- _Data for this task_:

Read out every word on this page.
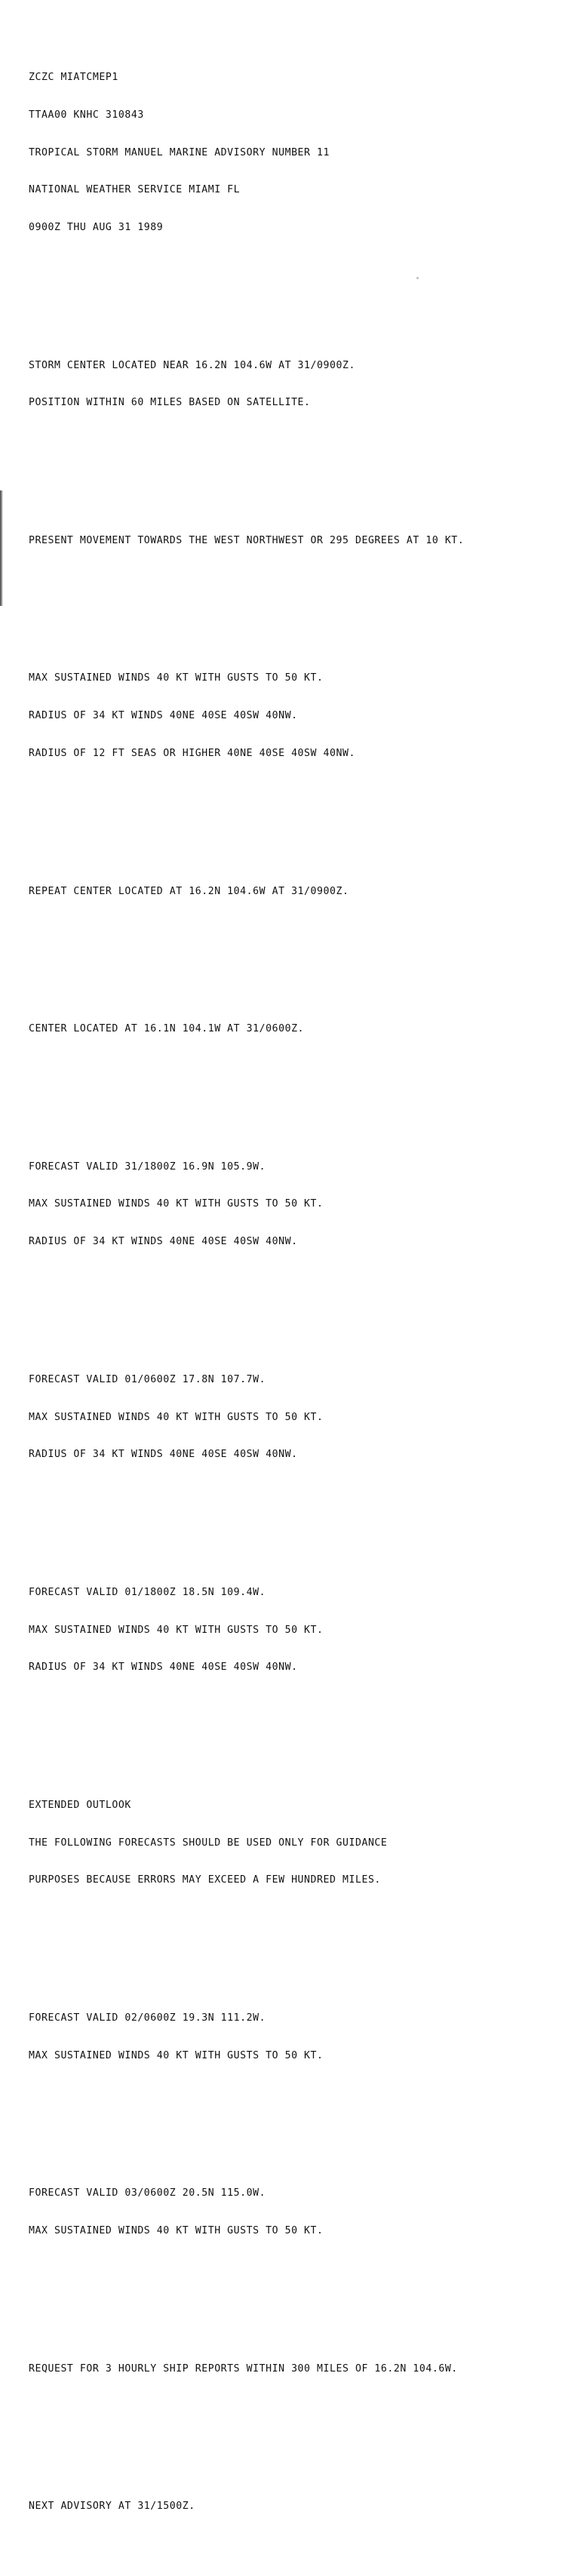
ZCZC MIATCMEP1

TTAA00 KNHC 310843

TROPICAL STORM MANUEL MARINE ADVISORY NUMBER 11

NATIONAL WEATHER SERVICE MIAMI FL

0900Z THU AUG 31 1989

STORM CENTER LOCATED NEAR 16.2N 104.6W AT 31/0900Z.

POSITION WITHIN 60 MILES BASED ON SATELLITE.

PRESENT MOVEMENT TOWARDS THE WEST NORTHWEST OR 295 DEGREES AT 10 KT.

MAX SUSTAINED WINDS 40 KT WITH GUSTS TO 50 KT.

RADIUS OF 34 KT WINDS 40NE 40SE 40SW 40NW.

RADIUS OF 12 FT SEAS OR HIGHER 40NE 40SE 40SW 40NW.

REPEAT CENTER LOCATED AT 16.2N 104.6W AT 31/0900Z.

CENTER LOCATED AT 16.1N 104.1W AT 31/0600Z.

FORECAST VALID 31/1800Z 16.9N 105.9W.

MAX SUSTAINED WINDS 40 KT WITH GUSTS TO 50 KT.

RADIUS OF 34 KT WINDS 40NE 40SE 40SW 40NW.

FORECAST VALID 01/0600Z 17.8N 107.7W.

MAX SUSTAINED WINDS 40 KT WITH GUSTS TO 50 KT.

RADIUS OF 34 KT WINDS 40NE 40SE 40SW 40NW.

FORECAST VALID 01/1800Z 18.5N 109.4W.

MAX SUSTAINED WINDS 40 KT WITH GUSTS TO 50 KT.

RADIUS OF 34 KT WINDS 40NE 40SE 40SW 40NW.

EXTENDED OUTLOOK

THE FOLLOWING FORECASTS SHOULD BE USED ONLY FOR GUIDANCE

PURPOSES BECAUSE ERRORS MAY EXCEED A FEW HUNDRED MILES.

FORECAST VALID 02/0600Z 19.3N 111.2W.

MAX SUSTAINED WINDS 40 KT WITH GUSTS TO 50 KT.

FORECAST VALID 03/0600Z 20.5N 115.0W.

MAX SUSTAINED WINDS 40 KT WITH GUSTS TO 50 KT.

REQUEST FOR 3 HOURLY SHIP REPORTS WITHIN 300 MILES OF 16.2N 104.6W.

NEXT ADVISORY AT 31/1500Z.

- _What the task requires_:
Copy every line above word for word and exclude the pictures.

- _Problem solution_:
Read out every word on this page.
ZCZC MIATCMEP1

TTAA00 KNHC 310843

TROPICAL STORM MANUEL MARINE ADVISORY NUMBER 11

NATIONAL WEATHER SERVICE MIAMI FL

0900Z THU AUG 31 1989

STORM CENTER LOCATED NEAR 16.2N 104.6W AT 31/0900Z.

POSITION WITHIN 60 MILES BASED ON SATELLITE.

PRESENT MOVEMENT TOWARDS THE WEST NORTHWEST OR 295 DEGREES AT 10 KT.

MAX SUSTAINED WINDS 40 KT WITH GUSTS TO 50 KT.

RADIUS OF 34 KT WINDS 40NE 40SE 40SW 40NW.

RADIUS OF 12 FT SEAS OR HIGHER 40NE 40SE 40SW 40NW.

REPEAT CENTER LOCATED AT 16.2N 104.6W AT 31/0900Z.

CENTER LOCATED AT 16.1N 104.1W AT 31/0600Z.

FORECAST VALID 31/1800Z 16.9N 105.9W.

MAX SUSTAINED WINDS 40 KT WITH GUSTS TO 50 KT.

RADIUS OF 34 KT WINDS 40NE 40SE 40SW 40NW.

FORECAST VALID 01/0600Z 17.8N 107.7W.

MAX SUSTAINED WINDS 40 KT WITH GUSTS TO 50 KT.

RADIUS OF 34 KT WINDS 40NE 40SE 40SW 40NW.

FORECAST VALID 01/1800Z 18.5N 109.4W.

MAX SUSTAINED WINDS 40 KT WITH GUSTS TO 50 KT.

RADIUS OF 34 KT WINDS 40NE 40SE 40SW 40NW.

EXTENDED OUTLOOK

THE FOLLOWING FORECASTS SHOULD BE USED ONLY FOR GUIDANCE

PURPOSES BECAUSE ERRORS MAY EXCEED A FEW HUNDRED MILES.

FORECAST VALID 02/0600Z 19.3N 111.2W.

MAX SUSTAINED WINDS 40 KT WITH GUSTS TO 50 KT.

FORECAST VALID 03/0600Z 20.5N 115.0W.

MAX SUSTAINED WINDS 40 KT WITH GUSTS TO 50 KT.

REQUEST FOR 3 HOURLY SHIP REPORTS WITHIN 300 MILES OF 16.2N 104.6W.

NEXT ADVISORY AT 31/1500Z.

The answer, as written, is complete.